| What you need to do |
Edit everything from the line that contains "List all visible" down to the line that contains "sheet-tab[interactable]: 课程表 [424,991,485,1015]" in the entries below so that "interactable" becomes "clickable" throughout, with all else left unchanged. Leave the pictures out of your answer.

| Data to use |
□ □ □ □

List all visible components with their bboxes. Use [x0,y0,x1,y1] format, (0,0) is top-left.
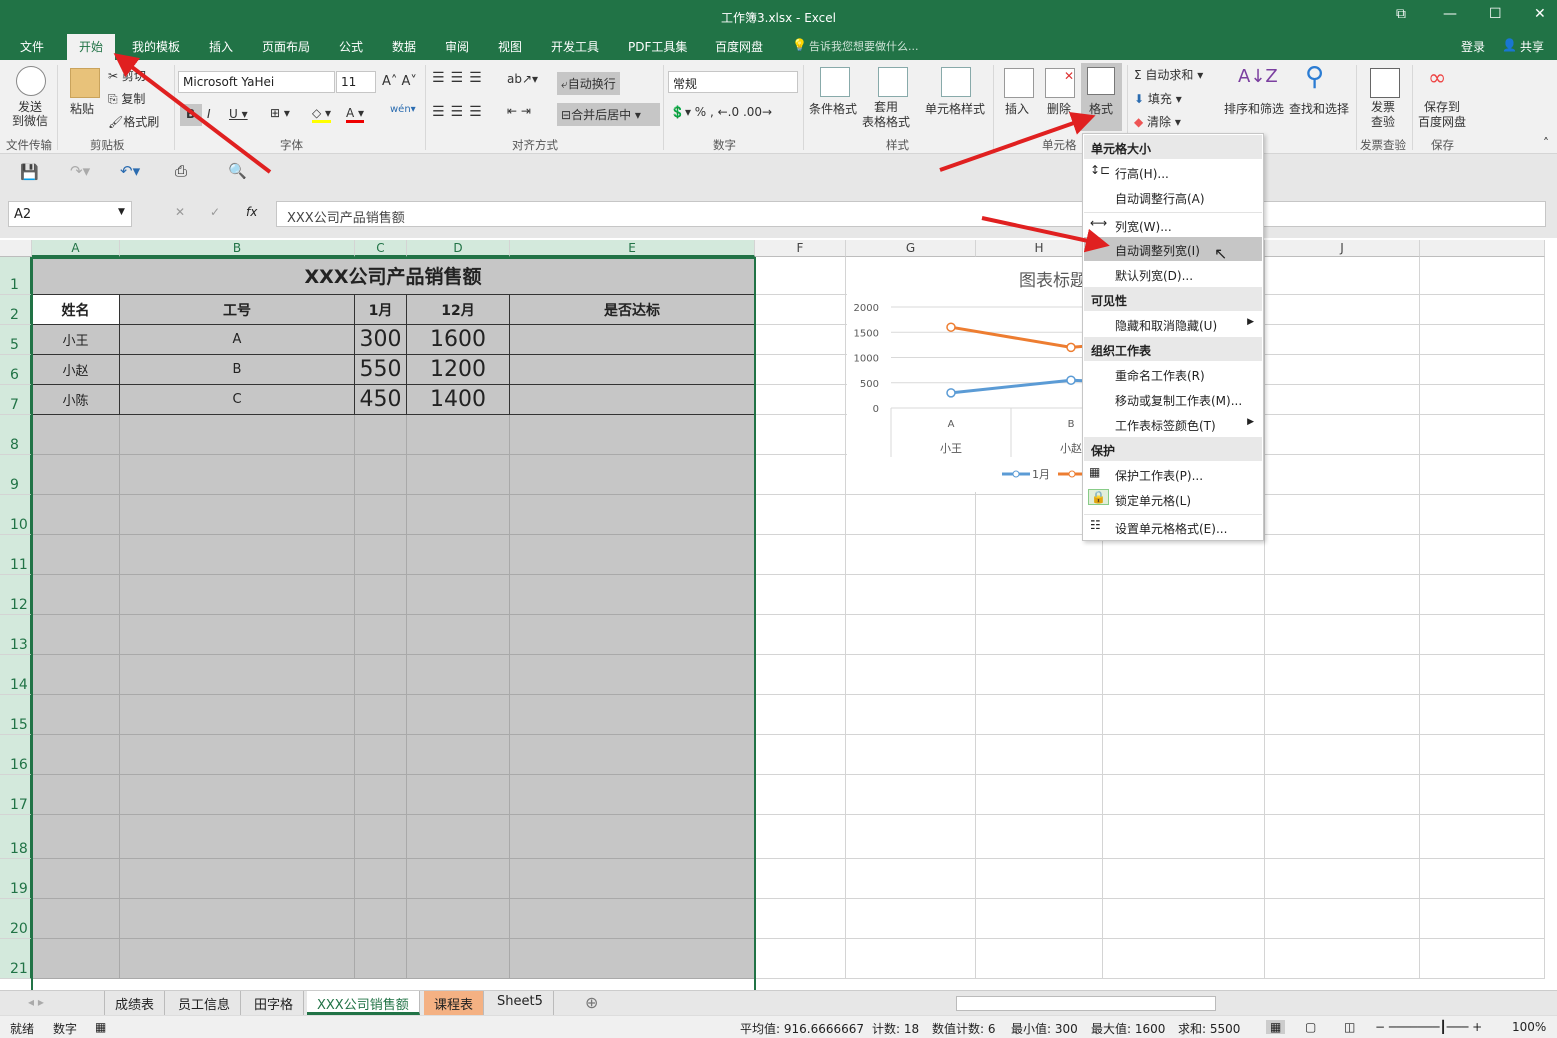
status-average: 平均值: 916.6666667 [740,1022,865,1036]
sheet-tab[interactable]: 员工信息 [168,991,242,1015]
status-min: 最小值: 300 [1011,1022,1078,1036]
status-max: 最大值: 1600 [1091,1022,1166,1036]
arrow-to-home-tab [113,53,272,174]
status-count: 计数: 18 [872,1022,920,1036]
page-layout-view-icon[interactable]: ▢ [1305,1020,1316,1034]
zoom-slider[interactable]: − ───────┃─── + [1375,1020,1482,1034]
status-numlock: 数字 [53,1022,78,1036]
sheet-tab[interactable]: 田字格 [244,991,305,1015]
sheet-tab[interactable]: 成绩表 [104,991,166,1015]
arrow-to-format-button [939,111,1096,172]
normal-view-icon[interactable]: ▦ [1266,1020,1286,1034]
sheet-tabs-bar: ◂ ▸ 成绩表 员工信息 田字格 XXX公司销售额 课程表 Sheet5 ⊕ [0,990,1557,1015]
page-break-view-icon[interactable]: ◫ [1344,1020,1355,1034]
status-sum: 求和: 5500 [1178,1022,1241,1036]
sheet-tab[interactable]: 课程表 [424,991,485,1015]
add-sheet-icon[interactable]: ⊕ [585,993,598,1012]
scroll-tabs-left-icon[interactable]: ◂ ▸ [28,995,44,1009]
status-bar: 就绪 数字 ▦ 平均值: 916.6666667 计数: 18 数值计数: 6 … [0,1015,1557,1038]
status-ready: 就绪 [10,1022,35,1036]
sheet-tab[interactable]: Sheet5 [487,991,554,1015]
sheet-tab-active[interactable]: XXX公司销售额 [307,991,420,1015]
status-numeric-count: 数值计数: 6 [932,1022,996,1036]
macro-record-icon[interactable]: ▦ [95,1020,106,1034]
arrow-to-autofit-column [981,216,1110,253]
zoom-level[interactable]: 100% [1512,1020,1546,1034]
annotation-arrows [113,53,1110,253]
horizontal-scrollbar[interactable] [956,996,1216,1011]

□ □ □ □

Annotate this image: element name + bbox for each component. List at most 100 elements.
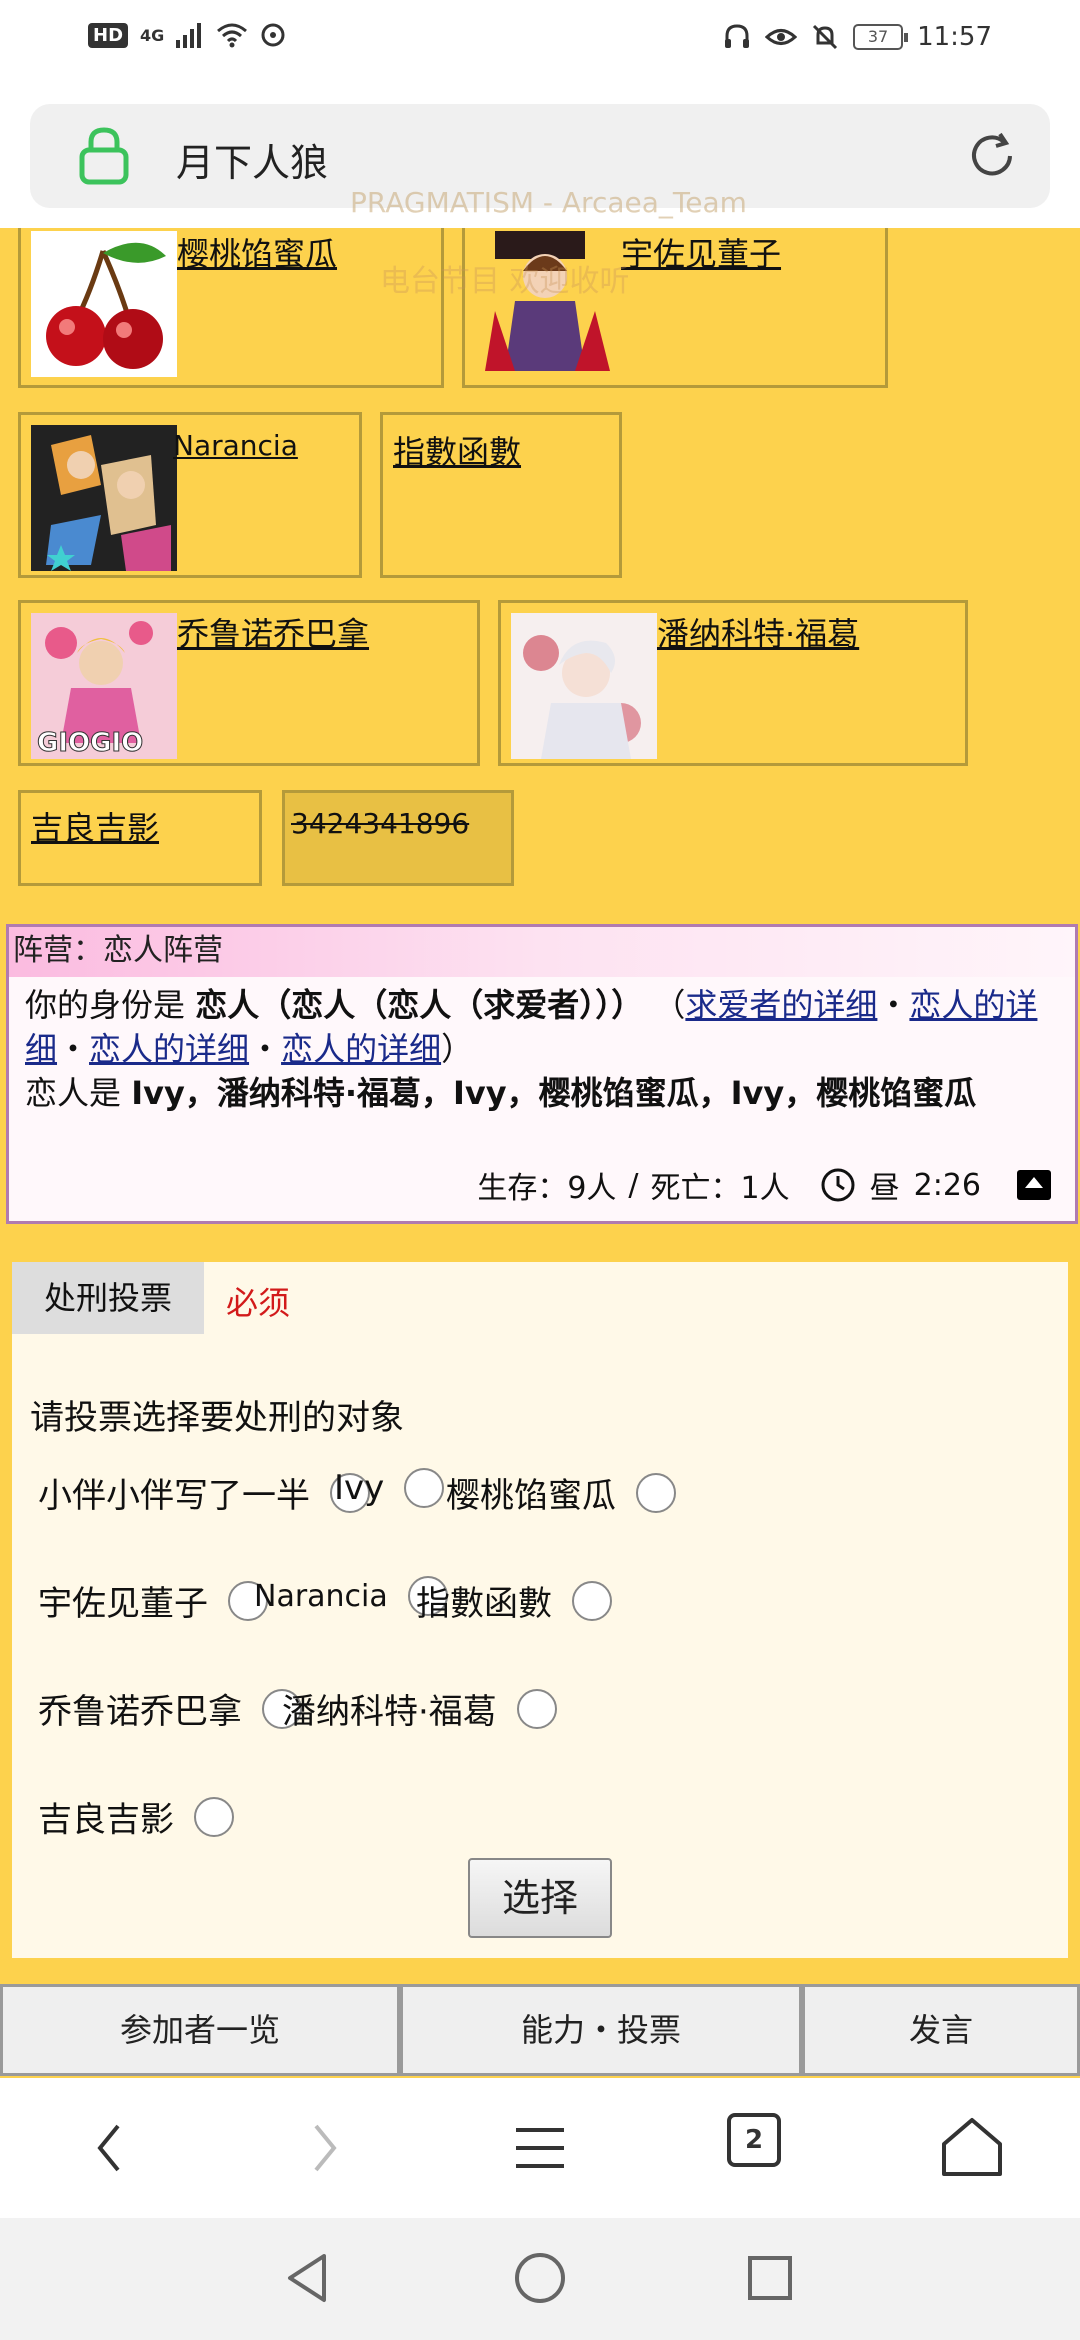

□ □ □ □

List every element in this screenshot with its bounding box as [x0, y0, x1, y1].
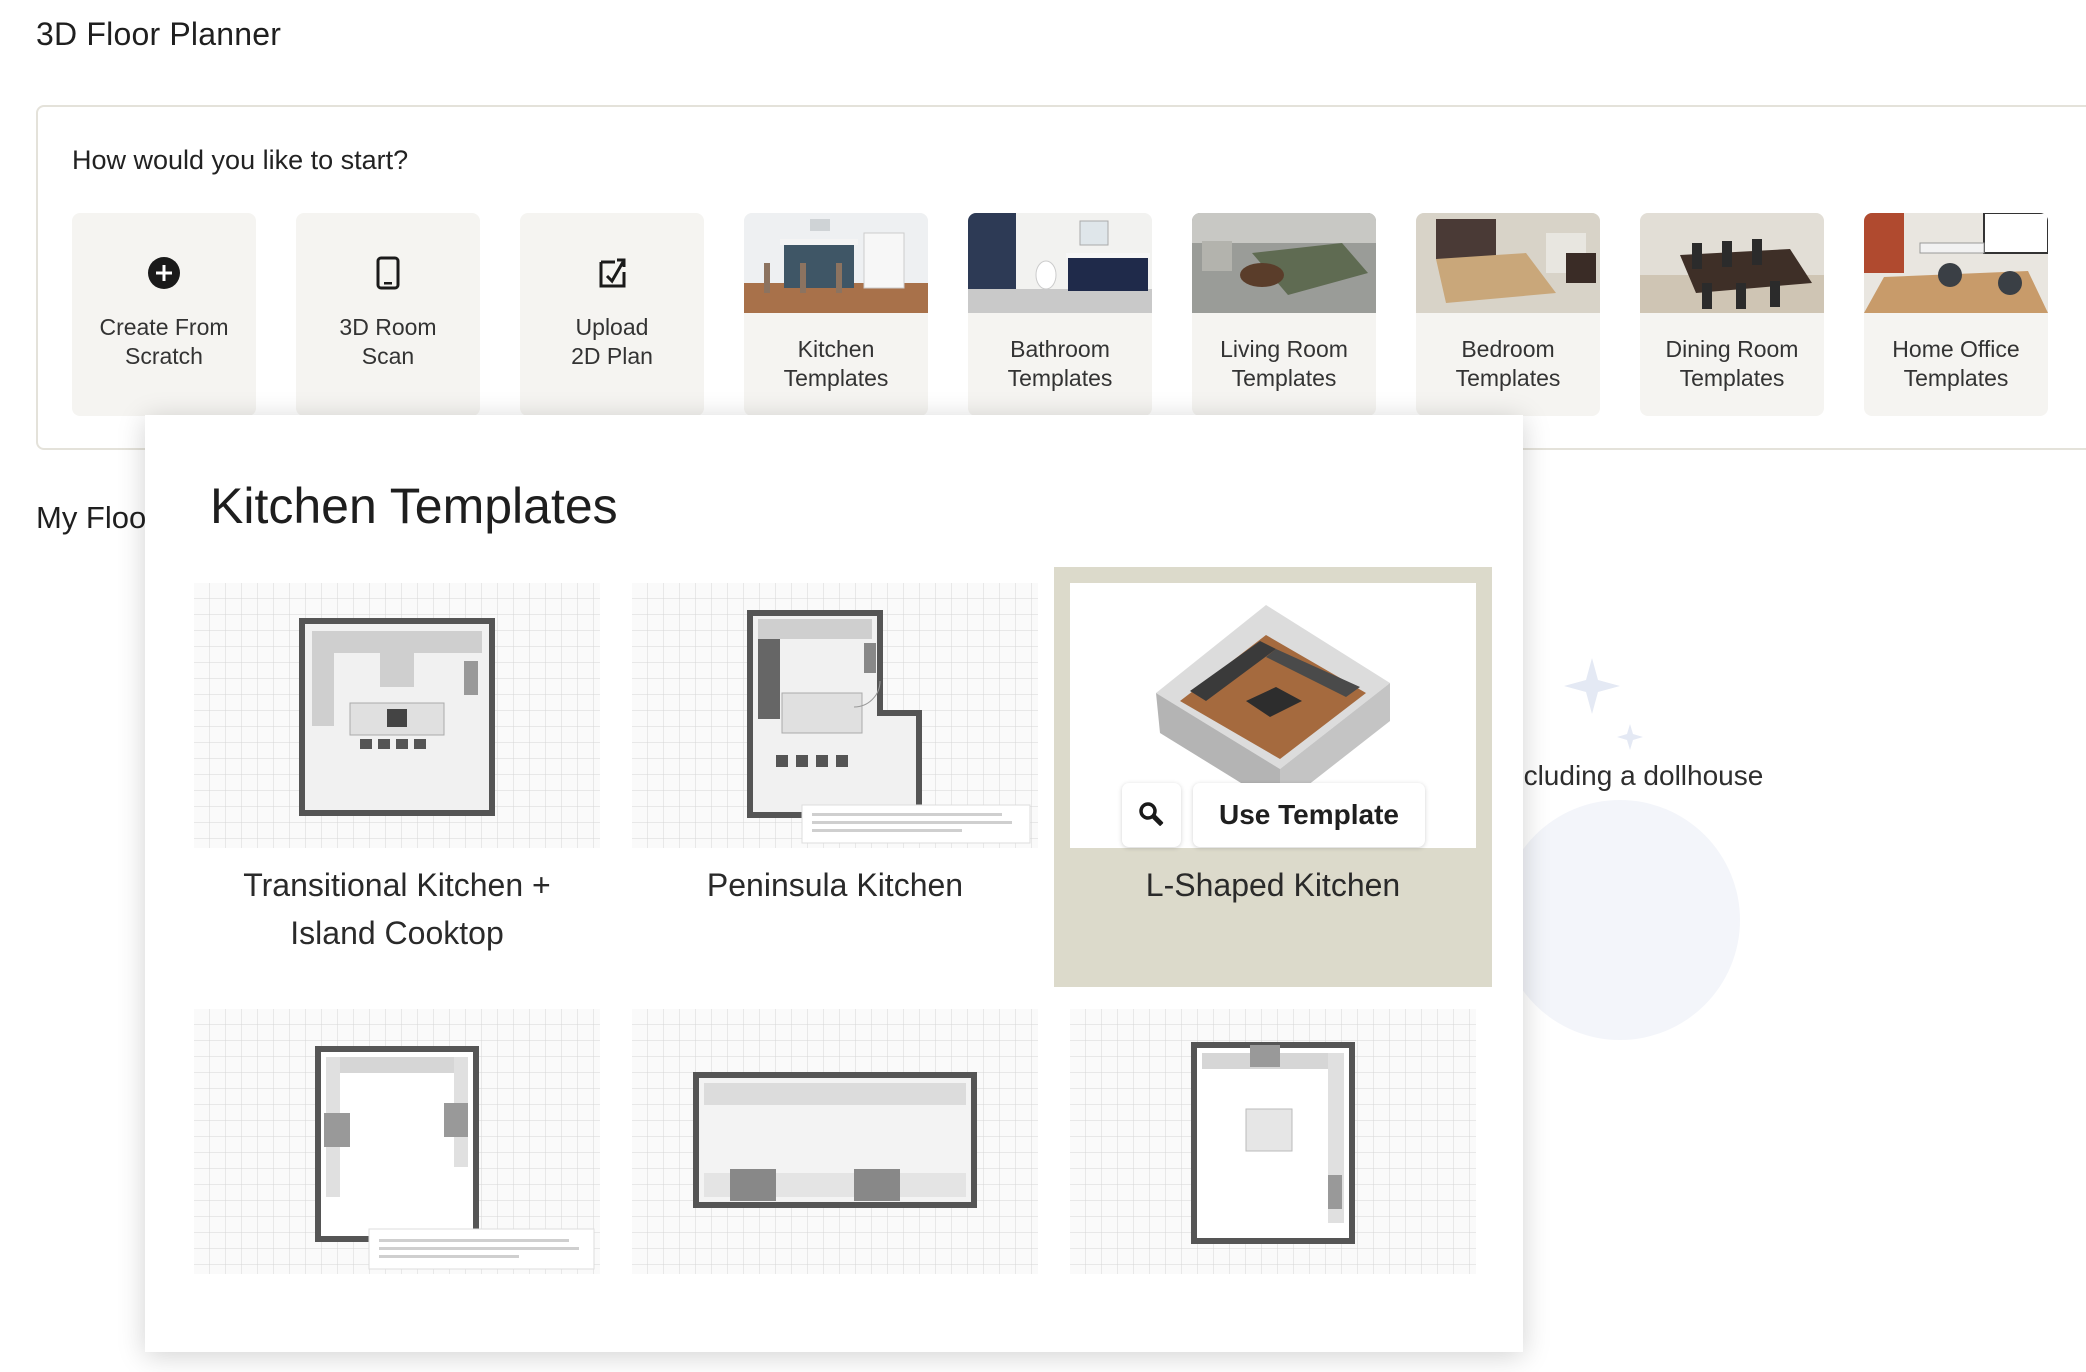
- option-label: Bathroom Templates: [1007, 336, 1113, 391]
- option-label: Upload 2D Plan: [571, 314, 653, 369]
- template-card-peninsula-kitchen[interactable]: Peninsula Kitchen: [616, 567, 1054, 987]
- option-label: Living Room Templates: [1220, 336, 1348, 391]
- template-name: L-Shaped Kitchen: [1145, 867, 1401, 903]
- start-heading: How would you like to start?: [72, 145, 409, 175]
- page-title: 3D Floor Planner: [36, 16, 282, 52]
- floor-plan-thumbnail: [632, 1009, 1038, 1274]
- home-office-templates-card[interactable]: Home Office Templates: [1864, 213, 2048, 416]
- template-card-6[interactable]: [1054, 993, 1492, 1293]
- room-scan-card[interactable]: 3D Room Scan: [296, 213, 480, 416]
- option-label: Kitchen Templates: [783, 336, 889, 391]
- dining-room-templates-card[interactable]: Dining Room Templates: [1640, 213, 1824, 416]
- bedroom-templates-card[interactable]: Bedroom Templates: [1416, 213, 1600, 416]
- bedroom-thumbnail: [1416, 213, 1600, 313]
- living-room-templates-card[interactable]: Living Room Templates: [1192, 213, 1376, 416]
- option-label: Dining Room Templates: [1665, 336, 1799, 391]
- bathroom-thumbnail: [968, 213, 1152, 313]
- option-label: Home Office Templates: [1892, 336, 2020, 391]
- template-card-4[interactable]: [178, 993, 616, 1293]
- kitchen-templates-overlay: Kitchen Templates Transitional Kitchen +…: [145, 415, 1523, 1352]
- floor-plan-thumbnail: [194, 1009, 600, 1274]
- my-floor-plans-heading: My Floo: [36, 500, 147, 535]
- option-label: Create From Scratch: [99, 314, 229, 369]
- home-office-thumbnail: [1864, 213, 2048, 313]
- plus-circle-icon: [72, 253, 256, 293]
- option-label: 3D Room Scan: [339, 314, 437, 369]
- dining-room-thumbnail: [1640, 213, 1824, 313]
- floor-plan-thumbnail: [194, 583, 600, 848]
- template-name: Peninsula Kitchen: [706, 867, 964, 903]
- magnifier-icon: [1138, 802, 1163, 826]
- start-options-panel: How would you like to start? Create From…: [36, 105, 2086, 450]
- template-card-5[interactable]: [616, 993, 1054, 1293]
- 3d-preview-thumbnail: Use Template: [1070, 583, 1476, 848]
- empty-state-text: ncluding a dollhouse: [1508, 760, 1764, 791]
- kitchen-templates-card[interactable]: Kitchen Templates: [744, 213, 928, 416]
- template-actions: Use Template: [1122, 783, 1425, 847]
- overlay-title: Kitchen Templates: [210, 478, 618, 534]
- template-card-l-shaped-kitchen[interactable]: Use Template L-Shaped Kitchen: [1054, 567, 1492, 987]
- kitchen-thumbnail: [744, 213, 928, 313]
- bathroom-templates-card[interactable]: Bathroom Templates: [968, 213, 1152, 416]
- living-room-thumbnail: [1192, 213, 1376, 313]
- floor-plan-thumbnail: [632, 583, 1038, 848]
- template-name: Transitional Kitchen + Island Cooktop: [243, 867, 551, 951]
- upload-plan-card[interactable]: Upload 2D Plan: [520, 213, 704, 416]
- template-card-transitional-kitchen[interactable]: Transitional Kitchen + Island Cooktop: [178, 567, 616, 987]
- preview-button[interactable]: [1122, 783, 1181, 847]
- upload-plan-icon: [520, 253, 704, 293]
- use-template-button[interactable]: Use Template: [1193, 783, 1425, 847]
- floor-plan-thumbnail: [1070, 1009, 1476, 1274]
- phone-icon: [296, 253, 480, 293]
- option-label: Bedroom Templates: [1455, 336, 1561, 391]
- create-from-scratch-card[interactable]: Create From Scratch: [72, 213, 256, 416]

□ □ □ □

| Solution for this task |
List all visible components with their bboxes. Use [x0,y0,x1,y1] format, (0,0) is top-left.
status-average: 平均值: 916.6666667 [740,1022,865,1036]
sheet-tab[clickable]: 员工信息 [168,991,242,1015]
status-min: 最小值: 300 [1011,1022,1078,1036]
status-max: 最大值: 1600 [1091,1022,1166,1036]
arrow-to-home-tab [113,53,272,174]
status-count: 计数: 18 [872,1022,920,1036]
page-layout-view-icon[clickable]: ▢ [1305,1020,1316,1034]
zoom-slider[clickable]: − ───────┃─── + [1375,1020,1482,1034]
status-numlock: 数字 [53,1022,78,1036]
sheet-tab[clickable]: 田字格 [244,991,305,1015]
sheet-tab[clickable]: 成绩表 [104,991,166,1015]
arrow-to-format-button [939,111,1096,172]
normal-view-icon[clickable]: ▦ [1266,1020,1286,1034]
sheet-tabs-bar: ◂ ▸ 成绩表 员工信息 田字格 XXX公司销售额 课程表 Sheet5 ⊕ [0,990,1557,1015]
page-break-view-icon[clickable]: ◫ [1344,1020,1355,1034]
status-sum: 求和: 5500 [1178,1022,1241,1036]
sheet-tab[clickable]: 课程表 [424,991,485,1015]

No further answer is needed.